* _Objective A_
Answer these questions about the forum thread on deducting mileage and gas:
(i) What standard mileage rate does the opening post cite?
(ii) Which option does wk1102 say is almost always the winner?
(iii) Besides trip miles, what miles does Driving and Driven say to track?
* _Objective B_
From the forum thread on deducting mileage and gas, write out the part that opens with the words "I have no idea" and closes with "(Jul 4, 2016)", substituting "ride-hailing" for "rideshare".

* _Quoted passage_
===

# Can I get a tax write off on both standard miles and gas?



## FloridaUber (Feb 27, 2017)

I'm fairly new to Uber, I was wondering if I could get a definite answer on this as it seems to still be somewhat murky.

Can I get a tax write off on both standard miles (0.54) and gas cost or do I have to pick one?

Thanks for any help.


----------



## wk1102 (Dec 25, 2015)

FloridaUber said:


> I'm fairly new to Uber, I was wondering if I could get a definite answer on this as it seems to still be somewhat murky.
> 
> Can I get a tax write off on both standard miles (0.54) and gas cost or do I have to pick one?
> 
> Thanks for any help.


One or the other . .. miles is almost always the winner.


----------



## Older Chauffeur (Oct 16, 2014)

I have no idea how this issue could be "murky" with all that has been posted in the taxes forum and elsewhere, but wk1102 is giving good advice. To use actual costs for gas, repairs, maintenance, etc you can only deduct the percentage of those expenses for which you used the car for rideshare.
Disclosure: I'm not a tax professional.


----------



## Driving and Driven (Jul 4, 2016)

Just go with the mileage. Remember to track your dead miles as well, not just trip miles.

Don't bother saving gas receipts.


----------



## FloridaUber (Feb 27, 2017)

Thanks for the help fellow Uber drivers!


----------

===

* _Entries supplied_
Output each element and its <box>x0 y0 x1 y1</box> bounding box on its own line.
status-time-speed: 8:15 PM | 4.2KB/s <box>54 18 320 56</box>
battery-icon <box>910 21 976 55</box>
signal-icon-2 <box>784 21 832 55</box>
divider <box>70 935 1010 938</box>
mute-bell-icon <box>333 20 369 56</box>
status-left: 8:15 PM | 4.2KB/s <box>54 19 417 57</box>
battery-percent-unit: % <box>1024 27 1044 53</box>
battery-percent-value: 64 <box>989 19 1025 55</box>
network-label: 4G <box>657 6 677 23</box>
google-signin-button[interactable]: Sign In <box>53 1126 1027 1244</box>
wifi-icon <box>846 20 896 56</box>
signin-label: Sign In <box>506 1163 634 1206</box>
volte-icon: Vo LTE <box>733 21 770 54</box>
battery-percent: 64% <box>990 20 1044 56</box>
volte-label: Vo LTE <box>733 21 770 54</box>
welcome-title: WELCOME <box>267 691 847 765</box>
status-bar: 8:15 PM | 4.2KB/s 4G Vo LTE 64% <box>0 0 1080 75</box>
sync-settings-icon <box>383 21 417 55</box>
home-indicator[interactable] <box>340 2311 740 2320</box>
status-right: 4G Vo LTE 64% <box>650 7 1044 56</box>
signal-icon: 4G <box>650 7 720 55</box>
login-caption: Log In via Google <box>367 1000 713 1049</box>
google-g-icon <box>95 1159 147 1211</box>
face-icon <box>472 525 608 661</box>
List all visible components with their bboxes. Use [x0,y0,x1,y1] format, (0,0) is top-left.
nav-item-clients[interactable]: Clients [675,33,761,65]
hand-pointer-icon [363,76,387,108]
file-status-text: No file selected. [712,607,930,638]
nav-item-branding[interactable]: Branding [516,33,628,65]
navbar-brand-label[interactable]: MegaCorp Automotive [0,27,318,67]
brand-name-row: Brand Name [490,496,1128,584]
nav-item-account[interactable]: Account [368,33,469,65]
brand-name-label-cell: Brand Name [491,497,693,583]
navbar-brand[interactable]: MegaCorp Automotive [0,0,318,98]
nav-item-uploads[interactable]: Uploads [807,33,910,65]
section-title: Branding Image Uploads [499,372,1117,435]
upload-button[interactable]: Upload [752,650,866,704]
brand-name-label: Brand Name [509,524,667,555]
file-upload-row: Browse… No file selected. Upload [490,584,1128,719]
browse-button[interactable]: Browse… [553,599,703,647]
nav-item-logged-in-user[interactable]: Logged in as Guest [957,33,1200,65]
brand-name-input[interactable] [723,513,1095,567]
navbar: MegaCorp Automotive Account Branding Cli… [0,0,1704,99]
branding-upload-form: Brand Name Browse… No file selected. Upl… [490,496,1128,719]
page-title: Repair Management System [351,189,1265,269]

===

* _Written reply A_
(i) 0.54
(ii) Miles
(iii) Dead miles

* _Written reply B_
I have no idea how this issue could be "murky" with all that has been posted in the taxes forum and elsewhere, but wk1102 is giving good advice. To use actual costs for gas, repairs, maintenance, etc you can only deduct the percentage of those expenses for which you used the car for ride-hailing.
Disclosure: I'm not a tax professional.


----------



## Driving and Driven (Jul 4, 2016)